◆ Trecho selecionado
Thais Vitória Borges – acadêmica do 7º semestre de Relações Internacionais da Universidade da Amazônia

A inclusão de novas temáticas ao campo das Relações Internacionais, ocorrida durante a década de 1970, permitiu o avanço dos estudos da disciplina para além das questões estatais, que até então eram o foco, trazendo pautas como os debates de gênero, pós-colonialismo e pós-modernismo. No que concerne ao pós-modernismo, este advoga pela revisão de conceitos e pensamentos cristalizados na disciplina, agindo assim nos aportes teóricos sobre a própria teoria das Relações Internacionais (CASTRO, 2012).

O pós-modernismo surgiu de um movimento mais abrangente do campo das Ciências Sociais, e parte da perspectiva de crítica à racionalidade que o modernismo alegava possuir, este intrínseco aos ideais iluministas (SARFATI, 2005). Assim, os debates da teoria social, influenciados sobretudo por autores como Giddens, Habermas e Foucault adentram nas Relações Internacionais (NOGUEIRA; MESSARI, 2005).

Dos expoentes desta linha de pensamento, Richard Ashley e Robert Walker marcam os estudos pós-modernos voltados para as RI, dialogando acerca da manipulação de poder na produção das ditas “verdades” da disciplina, explorando assim, o mundo das metanarrativas – as narrativas que estão por trás das narrativas sociais. Nesse sentido, os estudos desenvolvidos por Michel Foucault acerca do poder que, legitima que essas “verdades” produzidas se tornem de fato ideias cristalizadas no campo da disciplina e, entendidas portanto, como verdades absolutas e impassíveis de questionamentos, são essenciais para o entendimento desta perspectiva aplicada às Relações Internacionais.

 De origem francesa, Michel Foucault (1926 – 1984), foi um historiador e filósofo que se desenvolveu nos ramos dos movimentos estruturalistas e pós-estruturalistas (GUTTING; OKSALA, 2022). O autor advém de um contexto marcado pelos impactos da Segunda Guerra Mundial, o nazismo, União Soviética, e do fracasso da política colonialista, tanto na França quanto nos países subdesenvolvidos, fatores que o instigaram a questionamentos filosóficos (GOLDBERG, 2018, p. 99).

No que tange às contribuições que vão impactar os estudos pós-modernos, vale o enfoque nas indagações do autor sobre as ciências humanas modernas, estas que buscam auferir verdades científicas universais, mas que na verdade se tratam de expressões  de compromissos éticos e políticos estabelecidos socialmente em certa sociedade. A partir deste questionamento, Foucault expõe as forças históricas que moldam essas verdades científicas universais (GUTTING; OKSALA, 2022). Empregando portanto o método arqueológico e o genealógico.

Por arqueologia, esta é definida pelo autor como o estudo do espaço em que o pensamento se desenvolve, as condições e sua maneira. Já a genealogia se volta para o estudo do poder, a genealogia é utilizada como indicador da sedimentação histórica das relações de força sobre as normas morais, normalizações e códigos de legitimação (GOLDBERG, 2018, p. 133).

◆ Dados fornecidos
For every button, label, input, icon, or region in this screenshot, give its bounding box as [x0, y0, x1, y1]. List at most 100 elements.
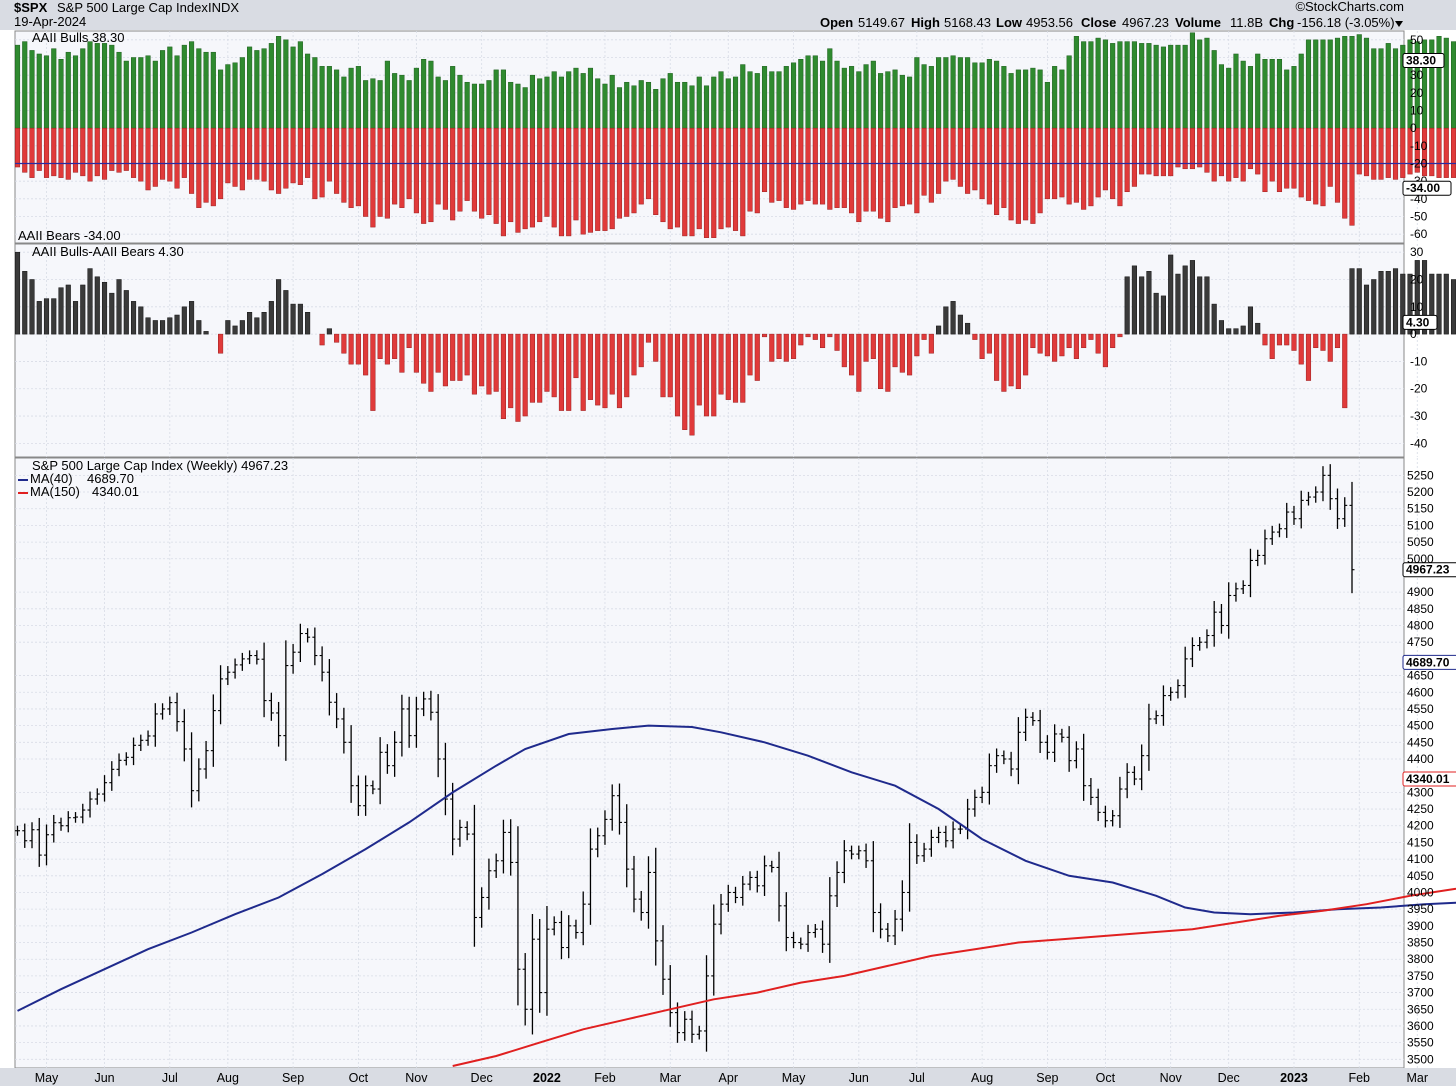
y-tick-label: 0	[1410, 327, 1417, 341]
bears-bar	[522, 127, 528, 230]
spread-bar-negative	[1320, 333, 1326, 351]
spread-bar-negative	[769, 333, 775, 362]
bulls-bar	[1291, 66, 1297, 129]
bears-bar	[305, 127, 311, 178]
ma150-value-tag: 4340.01	[1406, 772, 1450, 786]
bulls-bar	[1066, 55, 1072, 129]
bulls-bar	[638, 80, 644, 129]
spread-bar-negative	[1052, 333, 1058, 362]
spread-bar-negative	[1327, 333, 1333, 362]
price-series	[15, 464, 1456, 1067]
bulls-bar	[660, 78, 666, 129]
bears-bar	[261, 127, 267, 182]
bulls-bar	[145, 55, 151, 129]
spread-bar-positive	[1197, 276, 1203, 335]
spread-bar-negative	[899, 333, 905, 373]
spread-bar-negative	[631, 333, 637, 376]
bulls-bar	[1378, 48, 1384, 129]
bears-bar	[138, 127, 144, 182]
spread-bar-positive	[943, 306, 949, 335]
bears-bar	[1363, 127, 1370, 177]
bears-bar	[43, 127, 50, 178]
bulls-bar	[892, 69, 898, 129]
spread-bar-negative	[1269, 333, 1275, 359]
bulls-bar	[181, 44, 187, 129]
bears-bar	[732, 127, 739, 231]
bulls-bar	[740, 64, 746, 129]
bears-bar	[363, 127, 369, 217]
spread-bar-negative	[790, 333, 797, 359]
x-tick-label: Dec	[1218, 1071, 1240, 1085]
spread-bar-negative	[464, 333, 470, 376]
bulls-bar	[94, 43, 100, 129]
bulls-bar	[80, 48, 86, 129]
bulls-bar	[747, 71, 753, 129]
bears-bar	[174, 127, 180, 189]
bears-bar	[225, 127, 231, 184]
bears-bar	[957, 127, 963, 187]
spread-bar-positive	[1356, 268, 1362, 335]
bulls-bar	[138, 57, 144, 129]
bulls-bar	[1153, 44, 1159, 129]
bulls-bar	[341, 76, 347, 129]
bears-bar	[573, 127, 579, 221]
spread-bar-negative	[994, 333, 1000, 381]
bears-bar	[377, 127, 383, 217]
bears-bar	[1378, 127, 1384, 180]
bulls-bar	[1356, 34, 1362, 129]
x-tick-label: Aug	[217, 1071, 239, 1085]
spread-bar-positive	[283, 290, 289, 335]
spread-bar-positive	[1233, 328, 1239, 335]
y-tick-label: 4900	[1407, 585, 1434, 599]
bears-bar	[152, 127, 158, 187]
bears-bar	[479, 127, 485, 219]
spread-bar-positive	[1414, 260, 1420, 335]
spread-bar-negative	[674, 333, 681, 417]
bears-bar	[1218, 127, 1225, 177]
spread-bar-negative	[500, 333, 506, 420]
y-tick-label: 5050	[1407, 535, 1434, 549]
bulls-bar	[1001, 66, 1007, 129]
spread-bar-negative	[421, 333, 427, 384]
bulls-bar	[363, 80, 369, 129]
bulls-bar	[203, 51, 209, 129]
volume-value: 11.8B	[1230, 15, 1263, 30]
bulls-bar	[769, 71, 775, 129]
spread-bar-positive	[239, 320, 245, 335]
spread-bar-negative	[522, 333, 528, 417]
high-label: High	[911, 15, 940, 30]
bears-bar	[943, 127, 949, 182]
bulls-bar	[1233, 53, 1239, 129]
bears-bar	[812, 127, 818, 205]
bears-bar	[1015, 127, 1021, 224]
bulls-bar	[609, 74, 615, 129]
bulls-bar	[1327, 39, 1333, 129]
bulls-bar	[820, 60, 826, 129]
bulls-bar	[1023, 69, 1029, 129]
x-tick-label: Jun	[94, 1071, 114, 1085]
spread-bar-positive	[1363, 284, 1370, 335]
spread-bar-negative	[914, 333, 920, 357]
bulls-bar	[276, 36, 282, 129]
bears-bar	[51, 127, 57, 177]
spread-bar-positive	[1443, 273, 1449, 335]
bulls-bar	[718, 71, 724, 129]
y-tick-label: 4600	[1407, 685, 1434, 699]
ma150-value-tag-box	[1402, 771, 1456, 787]
spread-bar-negative	[479, 333, 485, 387]
spread-bar-positive	[290, 303, 296, 335]
bears-bar	[1371, 127, 1377, 180]
spread-bar-positive	[1226, 328, 1232, 335]
spread-bar-negative	[645, 333, 652, 343]
spread-bar-negative	[725, 333, 731, 400]
spread-bar-negative	[384, 333, 390, 365]
bears-bar	[94, 127, 100, 177]
bulls-bar	[1276, 59, 1283, 129]
bears-bar	[22, 127, 28, 173]
y-tick-label: 0	[1410, 121, 1417, 135]
y-tick-label: 4300	[1407, 785, 1434, 799]
bulls-bar	[1146, 43, 1152, 129]
bulls-bar	[290, 46, 296, 129]
bears-bar	[1443, 127, 1449, 178]
bears-bar	[1342, 127, 1348, 219]
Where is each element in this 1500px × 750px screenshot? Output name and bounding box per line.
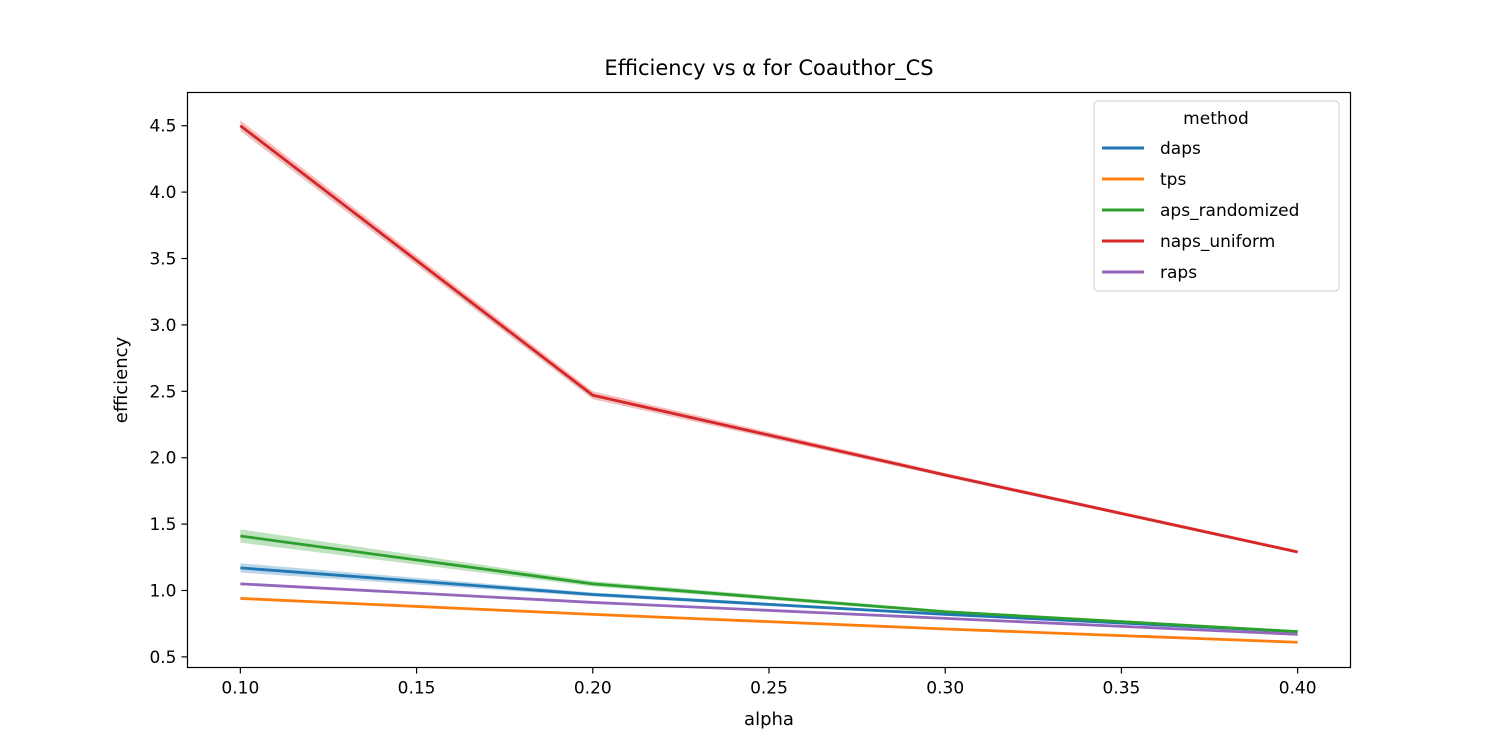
x-tick-label: 0.15 <box>398 679 436 699</box>
y-axis-label: efficiency <box>111 336 132 423</box>
series-line-raps <box>240 582 1298 636</box>
legend-title: method <box>1183 109 1249 129</box>
y-tick-label: 4.5 <box>149 117 176 137</box>
x-tick-label: 0.30 <box>926 679 964 699</box>
series-line-aps_randomized <box>240 534 1298 634</box>
legend: method daps tps aps_randomized naps_uniform… <box>1093 100 1340 292</box>
legend-label-raps: raps <box>1160 263 1197 283</box>
series-lines <box>239 124 1298 644</box>
y-axis-ticks: 0.5 1.0 1.5 2.0 2.5 3.0 3.5 4.0 4.5 <box>149 117 188 668</box>
x-tick-label: 0.20 <box>574 679 612 699</box>
chart-title: Efficiency vs α for Coauthor_CS <box>604 56 933 81</box>
x-tick-label: 0.35 <box>1102 679 1140 699</box>
legend-box <box>1093 100 1340 292</box>
x-tick-label: 0.40 <box>1279 679 1317 699</box>
y-tick-label: 4.0 <box>149 183 176 203</box>
y-tick-label: 1.5 <box>149 515 176 535</box>
legend-label-tps: tps <box>1160 170 1186 190</box>
x-axis-label: alpha <box>744 709 794 730</box>
x-tick-label: 0.25 <box>750 679 788 699</box>
series-line-naps_uniform <box>239 124 1298 554</box>
y-tick-label: 3.0 <box>149 316 176 336</box>
legend-label-daps: daps <box>1160 139 1201 159</box>
y-tick-label: 1.0 <box>149 581 176 601</box>
x-tick-label: 0.10 <box>221 679 259 699</box>
legend-label-naps_uniform: naps_uniform <box>1160 232 1275 252</box>
y-tick-label: 0.5 <box>149 648 176 668</box>
legend-label-aps_randomized: aps_randomized <box>1160 201 1299 221</box>
y-tick-label: 2.0 <box>149 449 176 469</box>
x-axis-ticks: 0.10 0.15 0.20 0.25 0.30 0.35 0.40 <box>221 667 1317 699</box>
series-line-tps <box>240 597 1298 644</box>
y-tick-label: 3.5 <box>149 249 176 269</box>
y-tick-label: 2.5 <box>149 382 176 402</box>
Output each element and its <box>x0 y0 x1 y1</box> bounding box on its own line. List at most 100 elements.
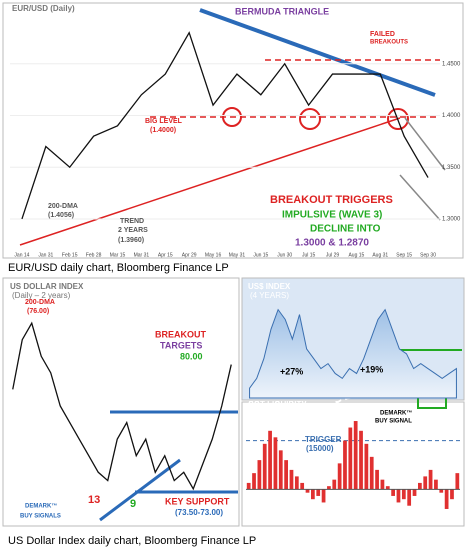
annotation: TREND <box>120 218 144 225</box>
bar <box>311 489 315 500</box>
annotation: KEY SUPPORT <box>165 496 230 506</box>
bar <box>396 489 401 503</box>
chart-title: COT LIQUIDITY <box>248 400 307 409</box>
x-tick-label: Mar 15 <box>110 252 126 258</box>
annotation: BREAKOUT <box>155 329 207 339</box>
annotation: DECLINE INTO <box>310 224 381 235</box>
x-tick-label: Mar 31 <box>134 252 150 258</box>
annotation: BERMUDA TRIANGLE <box>235 6 329 16</box>
bar <box>364 443 369 490</box>
caption: US Dollar Index daily chart, Bloomberg F… <box>8 535 256 547</box>
annotation: DEMARK™ <box>25 503 57 510</box>
annotation: (76.00) <box>27 308 49 315</box>
bar <box>332 479 337 490</box>
bar <box>268 430 272 490</box>
x-tick-label: Jun 30 <box>277 252 292 258</box>
x-tick-label: May 31 <box>229 252 246 258</box>
circle <box>299 108 321 130</box>
bar <box>450 489 454 500</box>
bar <box>252 473 256 490</box>
trend-line <box>19 117 401 246</box>
x-tick-label: Apr 15 <box>158 252 173 258</box>
bar <box>439 489 444 493</box>
circle <box>222 107 242 127</box>
trend-line <box>99 458 181 522</box>
bar <box>428 469 433 490</box>
chart-title: US DOLLAR INDEX <box>10 282 84 291</box>
bar <box>273 437 278 490</box>
channel <box>399 174 441 221</box>
annotation: BREAKOUT TRIGGERS <box>270 194 393 206</box>
x-tick-label: Sep 30 <box>420 252 436 258</box>
bar <box>375 469 379 490</box>
annotation: +27% <box>280 366 303 376</box>
bar <box>316 489 321 496</box>
annotation: 2 YEARS <box>118 227 148 234</box>
annotation: BIG LEVEL <box>145 118 183 125</box>
bar <box>434 479 438 490</box>
bar <box>337 463 342 490</box>
x-tick-label: Jul 15 <box>302 252 316 258</box>
annotation: (73.50-73.00) <box>175 508 223 517</box>
bar <box>380 479 385 490</box>
annotation: (1.3960) <box>118 237 144 244</box>
bar <box>289 469 294 490</box>
x-tick-label: Apr 29 <box>182 252 197 258</box>
y-tick-label: 1.3000 <box>442 217 461 223</box>
x-tick-label: Aug 31 <box>372 252 388 258</box>
x-tick-label: May 16 <box>205 252 222 258</box>
annotation: FAILED <box>370 31 395 38</box>
annotation: 1.3000 & 1.2870 <box>295 238 369 249</box>
annotation: (15000) <box>306 444 334 453</box>
bar <box>412 489 417 496</box>
x-tick-label: Sep 15 <box>396 252 412 258</box>
x-tick-label: Feb 15 <box>62 252 78 258</box>
annotation: TARGETS <box>160 340 202 350</box>
bar <box>418 482 422 490</box>
bar <box>369 456 374 490</box>
bar <box>385 486 390 490</box>
bar <box>359 430 363 490</box>
annotation: (1.4000) <box>150 127 176 134</box>
annotation: BREAKOUTS <box>370 40 408 46</box>
annotation: IMPULSIVE (WAVE 3) <box>282 210 382 221</box>
x-tick-label: Jan 31 <box>38 252 53 258</box>
annotation: 9 <box>130 498 136 510</box>
panel <box>2 277 240 527</box>
bar <box>294 476 299 490</box>
price-line <box>21 31 429 220</box>
circle <box>387 108 409 130</box>
bar <box>262 443 267 490</box>
x-tick-label: Jan 14 <box>14 252 29 258</box>
bar <box>407 489 412 506</box>
y-tick-label: 1.4000 <box>442 113 461 119</box>
bar <box>353 421 358 490</box>
bar <box>423 476 428 490</box>
bar <box>343 440 347 490</box>
annotation: (1.4056) <box>48 212 74 219</box>
bar <box>257 460 262 490</box>
x-tick-label: Jul 29 <box>326 252 340 258</box>
bar <box>246 482 251 490</box>
bar <box>284 460 288 490</box>
bar <box>305 489 310 493</box>
y-tick-label: 1.4500 <box>442 61 461 67</box>
annotation: 13 <box>88 494 100 506</box>
channel <box>404 117 446 171</box>
bar <box>300 482 305 490</box>
bar <box>327 486 331 490</box>
annotation: 80.00 <box>180 351 203 361</box>
caption: EUR/USD daily chart, Bloomberg Finance L… <box>8 262 229 274</box>
bar <box>391 489 395 496</box>
annotation: 200-DMA <box>48 203 78 210</box>
price-line <box>12 321 232 491</box>
x-tick-label: Aug 15 <box>348 252 364 258</box>
chart-subtitle: (4 YEARS) <box>250 291 289 300</box>
bar <box>401 489 406 500</box>
area <box>249 308 457 399</box>
chart-title: US$ INDEX <box>248 282 291 291</box>
chart-title: EUR/USD (Daily) <box>12 4 75 13</box>
annotation: BUY SIGNAL <box>375 419 412 425</box>
bar <box>321 489 326 503</box>
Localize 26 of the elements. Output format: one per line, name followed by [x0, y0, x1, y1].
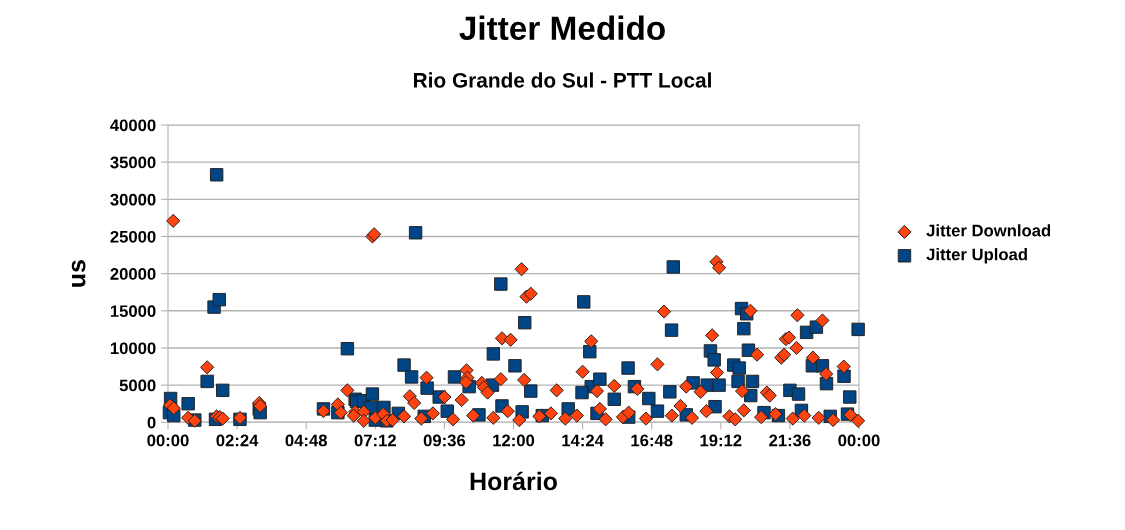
y-tick-label: 25000 [110, 230, 156, 243]
y-axis-title: us [71, 260, 86, 287]
legend-label: Jitter Download [926, 224, 1051, 237]
chart-subtitle: Rio Grande do Sul - PTT Local [414, 72, 711, 88]
x-tick-label: 07:12 [354, 434, 396, 447]
chart-title: Jitter Medido [459, 15, 665, 41]
x-tick-label: 09:36 [423, 434, 466, 447]
y-tick-label: 5000 [119, 379, 156, 392]
x-tick-label: 14:24 [562, 434, 604, 447]
x-tick-label: 00:00 [147, 434, 189, 447]
y-tick-label: 20000 [110, 268, 156, 280]
x-axis-title: Horário [470, 471, 557, 491]
x-tick-label: 04:48 [285, 434, 327, 447]
x-tick-label: 12:00 [493, 434, 535, 447]
x-tick-label: 00:00 [838, 434, 880, 447]
legend-label: Jitter Upload [926, 248, 1027, 264]
y-tick-label: 0 [147, 416, 156, 429]
y-tick-label: 15000 [110, 305, 156, 318]
x-tick-label: 02:24 [216, 434, 259, 447]
y-tick-label: 35000 [110, 156, 156, 169]
y-tick-label: 10000 [110, 342, 156, 355]
x-tick-label: 16:48 [631, 434, 673, 447]
x-tick-label: 21:36 [769, 434, 811, 447]
y-tick-label: 30000 [110, 193, 156, 206]
y-tick-label: 40000 [110, 119, 156, 132]
x-tick-label: 19:12 [700, 434, 742, 447]
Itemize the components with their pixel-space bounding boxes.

◆ Tarefa curta
Reescreva o trecho do texto sobre Foucault de "No que tange" até "e o genealógico.", substituindo "verdades científicas universais" por "certezas científicas universais". As linhas não são necessárias aqui.

◆ Resultado final
No que tange às contribuições que vão impactar os estudos pós-modernos, vale o enfoque nas indagações do autor sobre as ciências humanas modernas, estas que buscam auferir certezas científicas universais, mas que na verdade se tratam de expressões  de compromissos éticos e políticos estabelecidos socialmente em certa sociedade. A partir deste questionamento, Foucault expõe as forças históricas que moldam essas certezas científicas universais (GUTTING; OKSALA, 2022). Empregando portanto o método arqueológico e o genealógico.